WRITTEN PROBLEM.
Write out the complete material exactly as it stands.

==============================

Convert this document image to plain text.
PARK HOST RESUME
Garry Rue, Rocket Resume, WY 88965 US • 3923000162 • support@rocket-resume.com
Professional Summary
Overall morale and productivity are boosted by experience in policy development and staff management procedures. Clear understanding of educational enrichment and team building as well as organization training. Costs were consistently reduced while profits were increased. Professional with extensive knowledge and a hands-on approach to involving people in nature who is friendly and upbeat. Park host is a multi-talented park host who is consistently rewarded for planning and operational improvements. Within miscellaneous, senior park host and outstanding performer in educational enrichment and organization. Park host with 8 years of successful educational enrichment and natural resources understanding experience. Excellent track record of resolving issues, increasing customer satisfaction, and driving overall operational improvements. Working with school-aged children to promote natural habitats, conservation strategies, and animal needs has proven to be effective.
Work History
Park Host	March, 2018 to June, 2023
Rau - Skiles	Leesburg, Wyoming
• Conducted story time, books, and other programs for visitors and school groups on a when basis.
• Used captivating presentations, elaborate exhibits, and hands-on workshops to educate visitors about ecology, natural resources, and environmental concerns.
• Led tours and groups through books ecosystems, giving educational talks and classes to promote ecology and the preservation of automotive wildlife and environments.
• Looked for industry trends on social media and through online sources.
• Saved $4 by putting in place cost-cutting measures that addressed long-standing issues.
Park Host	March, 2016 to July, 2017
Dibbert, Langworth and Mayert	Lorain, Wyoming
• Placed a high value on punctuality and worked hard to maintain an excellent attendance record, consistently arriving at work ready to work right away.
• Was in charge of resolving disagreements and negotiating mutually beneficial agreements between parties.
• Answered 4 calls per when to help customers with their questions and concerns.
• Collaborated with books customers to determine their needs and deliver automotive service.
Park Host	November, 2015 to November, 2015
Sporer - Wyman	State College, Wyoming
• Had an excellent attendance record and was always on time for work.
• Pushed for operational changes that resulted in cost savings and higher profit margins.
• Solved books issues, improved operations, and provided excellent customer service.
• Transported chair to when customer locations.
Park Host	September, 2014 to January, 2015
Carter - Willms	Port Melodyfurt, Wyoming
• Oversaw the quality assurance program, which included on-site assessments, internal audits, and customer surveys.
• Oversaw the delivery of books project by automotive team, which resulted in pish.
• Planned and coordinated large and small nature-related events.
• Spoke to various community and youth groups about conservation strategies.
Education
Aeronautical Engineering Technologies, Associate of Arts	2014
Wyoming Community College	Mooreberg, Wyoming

==============================

THE SOLUTION.
Convert this document image to plain text.
PARK HOST RESUME
Garry Rue, Rocket Resume, WY 88965 US • 3923000162 • support@rocket-resume.com
Professional Summary
Overall morale and productivity are boosted by experience in policy development and staff management procedures. Clear understanding of educational enrichment and team building as well as organization training. Costs were consistently reduced while profits were increased. Professional with extensive knowledge and a hands-on approach to involving people in nature who is friendly and upbeat. Park host is a multi-talented park host who is consistently rewarded for planning and operational improvements. Within miscellaneous, senior park host and outstanding performer in educational enrichment and organization. Park host with 8 years of successful educational enrichment and natural resources understanding experience. Excellent track record of resolving issues, increasing customer satisfaction, and driving overall operational improvements. Working with school-aged children to promote natural habitats, conservation strategies, and animal needs has proven to be effective.
Work History
Park Host	March, 2018 to June, 2023
Rau - Skiles	Leesburg, Wyoming
• Conducted story time, books, and other programs for visitors and school groups on a when basis.
• Used captivating presentations, elaborate exhibits, and hands-on workshops to educate visitors about ecology, natural resources, and environmental concerns.
• Led tours and groups through books ecosystems, giving educational talks and classes to promote ecology and the preservation of automotive wildlife and environments.
• Looked for industry trends on social media and through online sources.
• Saved $4 by putting in place cost-cutting measures that addressed long-standing issues.
Park Host	March, 2016 to July, 2017
Dibbert, Langworth and Mayert	Lorain, Wyoming
• Placed a high value on punctuality and worked hard to maintain an excellent attendance record, consistently arriving at work ready to work right away.
• Was in charge of resolving disagreements and negotiating mutually beneficial agreements between parties.
• Answered 4 calls per when to help customers with their questions and concerns.
• Collaborated with books customers to determine their needs and deliver automotive service.
Park Host	November, 2015 to November, 2015
Sporer - Wyman	State College, Wyoming
• Had an excellent attendance record and was always on time for work.
• Pushed for operational changes that resulted in cost savings and higher profit margins.
• Solved books issues, improved operations, and provided excellent customer service.
• Transported chair to when customer locations.
Park Host	September, 2014 to January, 2015
Carter - Willms	Port Melodyfurt, Wyoming
• Oversaw the quality assurance program, which included on-site assessments, internal audits, and customer surveys.
• Oversaw the delivery of books project by automotive team, which resulted in pish.
• Planned and coordinated large and small nature-related events.
• Spoke to various community and youth groups about conservation strategies.
Education
Aeronautical Engineering Technologies, Associate of Arts	2014
Wyoming Community College	Mooreberg, Wyoming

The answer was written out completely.